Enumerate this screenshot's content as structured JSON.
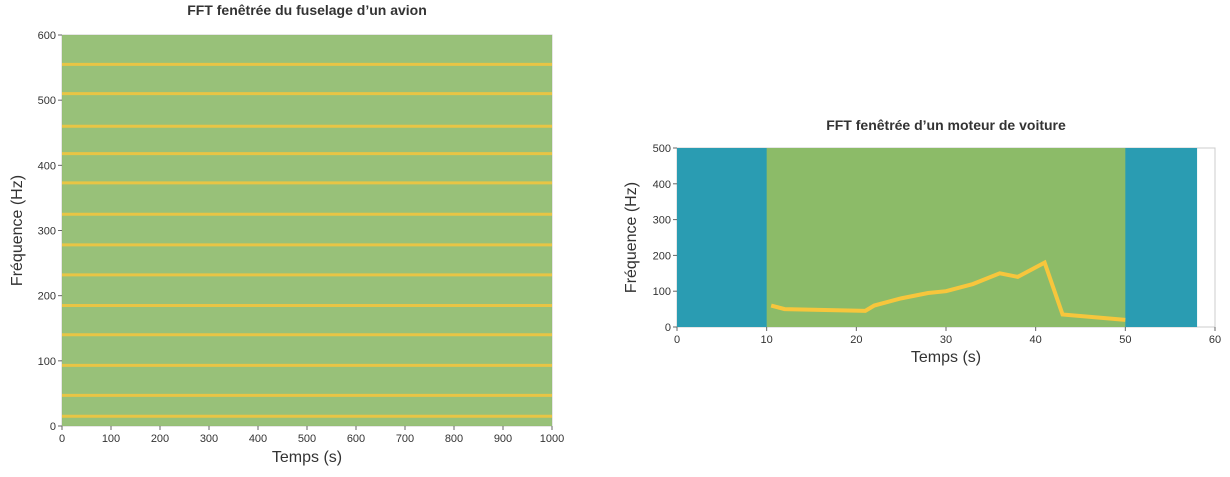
{
  "chart_data": [
    {
      "type": "spectrogram",
      "title": "FFT fenêtrée du fuselage d’un avion",
      "x_label": "Temps (s)",
      "y_label": "Fréquence (Hz)",
      "xlim": [
        0,
        1000
      ],
      "xticks": [
        0,
        100,
        200,
        300,
        400,
        500,
        600,
        700,
        800,
        900,
        1000
      ],
      "ylim": [
        0,
        600
      ],
      "yticks": [
        0,
        100,
        200,
        300,
        400,
        500,
        600
      ],
      "harmonics": [
        15,
        47,
        93,
        140,
        185,
        232,
        278,
        325,
        373,
        418,
        460,
        510,
        555
      ],
      "background_color": "#8dba6a",
      "color": "#f7c63c"
    },
    {
      "type": "spectrogram-track",
      "title": "FFT fenêtrée d’un moteur de voiture",
      "x_label": "Temps (s)",
      "y_label": "Fréquence (Hz)",
      "xlim": [
        0,
        60
      ],
      "xticks": [
        0,
        10,
        20,
        30,
        40,
        50,
        60
      ],
      "ylim": [
        0,
        500
      ],
      "yticks": [
        0,
        100,
        200,
        300,
        400,
        500
      ],
      "x": [
        10.5,
        12,
        21,
        22,
        25,
        28,
        30,
        33,
        36,
        38,
        41,
        43,
        50
      ],
      "values": [
        60,
        50,
        45,
        60,
        80,
        95,
        100,
        120,
        150,
        140,
        180,
        35,
        20
      ],
      "background_color": "#2a9cb2",
      "active_color": "#8cbb68",
      "color": "#f7c63c"
    }
  ]
}
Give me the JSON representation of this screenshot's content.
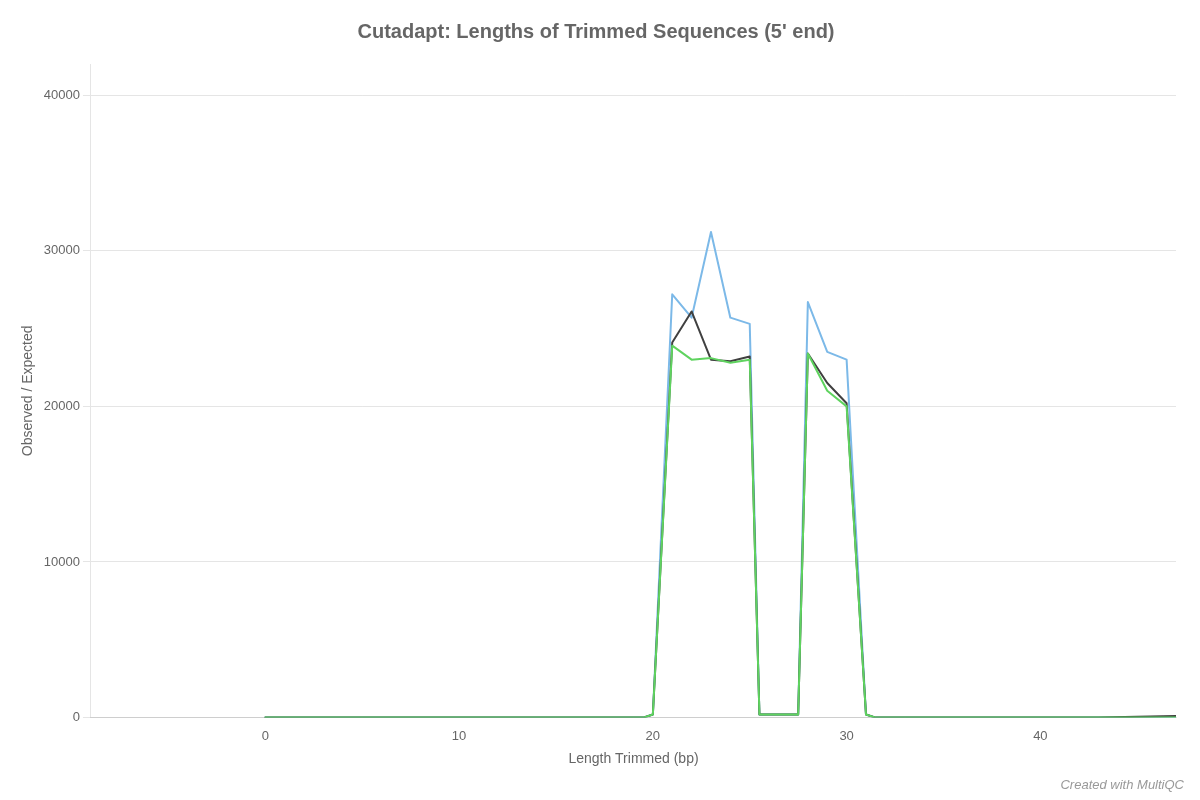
{
  "chart_data": {
    "type": "line",
    "title": "Cutadapt: Lengths of Trimmed Sequences (5' end)",
    "xlabel": "Length Trimmed (bp)",
    "ylabel": "Observed / Expected",
    "xlim": [
      -9,
      47
    ],
    "xticks": [
      0,
      10,
      20,
      30,
      40
    ],
    "ylim": [
      0,
      42000
    ],
    "yticks": [
      0,
      10000,
      20000,
      30000,
      40000
    ],
    "grid": "y",
    "annotations": [
      "Created with MultiQC"
    ],
    "series": [
      {
        "color": "#5fd35f",
        "x": [
          0,
          19.5,
          20,
          21,
          22,
          23,
          24,
          25,
          25.5,
          27.5,
          28,
          29,
          30,
          31,
          31.5,
          47
        ],
        "values": [
          0,
          0,
          200,
          23900,
          23000,
          23100,
          22800,
          23000,
          200,
          200,
          23400,
          21000,
          20000,
          200,
          0,
          0
        ]
      },
      {
        "color": "#404040",
        "x": [
          0,
          19.5,
          20,
          21,
          22,
          23,
          24,
          25,
          25.5,
          27.5,
          28,
          29,
          30,
          31,
          31.5,
          43,
          47
        ],
        "values": [
          0,
          0,
          200,
          24100,
          26100,
          23000,
          22900,
          23200,
          200,
          200,
          23400,
          21500,
          20200,
          200,
          0,
          0,
          100
        ]
      },
      {
        "color": "#7cb9e8",
        "x": [
          0,
          19.5,
          20,
          21,
          22,
          23,
          24,
          25,
          25.5,
          27.5,
          28,
          29,
          30,
          31,
          31.5,
          47
        ],
        "values": [
          0,
          0,
          200,
          27200,
          25700,
          31200,
          25700,
          25300,
          200,
          200,
          26700,
          23500,
          23000,
          200,
          0,
          0
        ]
      }
    ]
  }
}
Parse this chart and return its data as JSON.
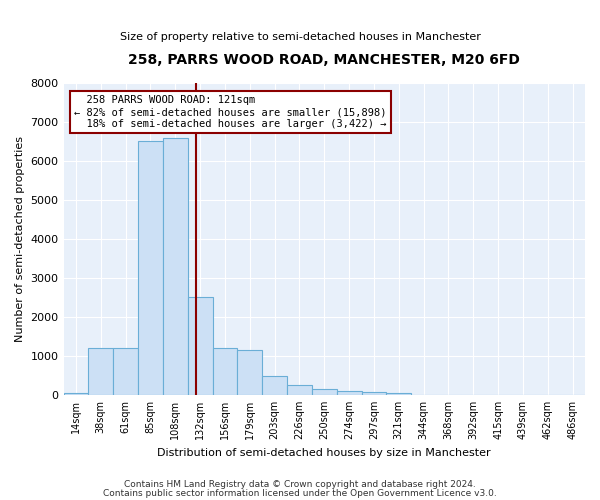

━━━━

Repeat the data exactly in full, omitting its pictures.

SOLUTION FOR THIS PROBLEM
Enumerate this screenshot's content as structured JSON.
{
  "chart_data": [
    {
      "type": "spectrogram",
      "title": "FFT fenêtrée du fuselage d’un avion",
      "x_label": "Temps (s)",
      "y_label": "Fréquence (Hz)",
      "xlim": [
        0,
        1000
      ],
      "xticks": [
        0,
        100,
        200,
        300,
        400,
        500,
        600,
        700,
        800,
        900,
        1000
      ],
      "ylim": [
        0,
        600
      ],
      "yticks": [
        0,
        100,
        200,
        300,
        400,
        500,
        600
      ],
      "harmonics": [
        15,
        47,
        93,
        140,
        185,
        232,
        278,
        325,
        373,
        418,
        460,
        510,
        555
      ],
      "background_color": "#8dba6a",
      "color": "#f7c63c"
    },
    {
      "type": "spectrogram-track",
      "title": "FFT fenêtrée d’un moteur de voiture",
      "x_label": "Temps (s)",
      "y_label": "Fréquence (Hz)",
      "xlim": [
        0,
        60
      ],
      "xticks": [
        0,
        10,
        20,
        30,
        40,
        50,
        60
      ],
      "ylim": [
        0,
        500
      ],
      "yticks": [
        0,
        100,
        200,
        300,
        400,
        500
      ],
      "x": [
        10.5,
        12,
        21,
        22,
        25,
        28,
        30,
        33,
        36,
        38,
        41,
        43,
        50
      ],
      "values": [
        60,
        50,
        45,
        60,
        80,
        95,
        100,
        120,
        150,
        140,
        180,
        35,
        20
      ],
      "background_color": "#2a9cb2",
      "active_color": "#8cbb68",
      "color": "#f7c63c"
    }
  ]
}
Give me the JSON representation of this screenshot's content.
{
  "chart_data": {
    "type": "line",
    "title": "Cutadapt: Lengths of Trimmed Sequences (5' end)",
    "xlabel": "Length Trimmed (bp)",
    "ylabel": "Observed / Expected",
    "xlim": [
      -9,
      47
    ],
    "xticks": [
      0,
      10,
      20,
      30,
      40
    ],
    "ylim": [
      0,
      42000
    ],
    "yticks": [
      0,
      10000,
      20000,
      30000,
      40000
    ],
    "grid": "y",
    "annotations": [
      "Created with MultiQC"
    ],
    "series": [
      {
        "color": "#5fd35f",
        "x": [
          0,
          19.5,
          20,
          21,
          22,
          23,
          24,
          25,
          25.5,
          27.5,
          28,
          29,
          30,
          31,
          31.5,
          47
        ],
        "values": [
          0,
          0,
          200,
          23900,
          23000,
          23100,
          22800,
          23000,
          200,
          200,
          23400,
          21000,
          20000,
          200,
          0,
          0
        ]
      },
      {
        "color": "#404040",
        "x": [
          0,
          19.5,
          20,
          21,
          22,
          23,
          24,
          25,
          25.5,
          27.5,
          28,
          29,
          30,
          31,
          31.5,
          43,
          47
        ],
        "values": [
          0,
          0,
          200,
          24100,
          26100,
          23000,
          22900,
          23200,
          200,
          200,
          23400,
          21500,
          20200,
          200,
          0,
          0,
          100
        ]
      },
      {
        "color": "#7cb9e8",
        "x": [
          0,
          19.5,
          20,
          21,
          22,
          23,
          24,
          25,
          25.5,
          27.5,
          28,
          29,
          30,
          31,
          31.5,
          47
        ],
        "values": [
          0,
          0,
          200,
          27200,
          25700,
          31200,
          25700,
          25300,
          200,
          200,
          26700,
          23500,
          23000,
          200,
          0,
          0
        ]
      }
    ]
  }
}
Parse this chart and return its data as JSON.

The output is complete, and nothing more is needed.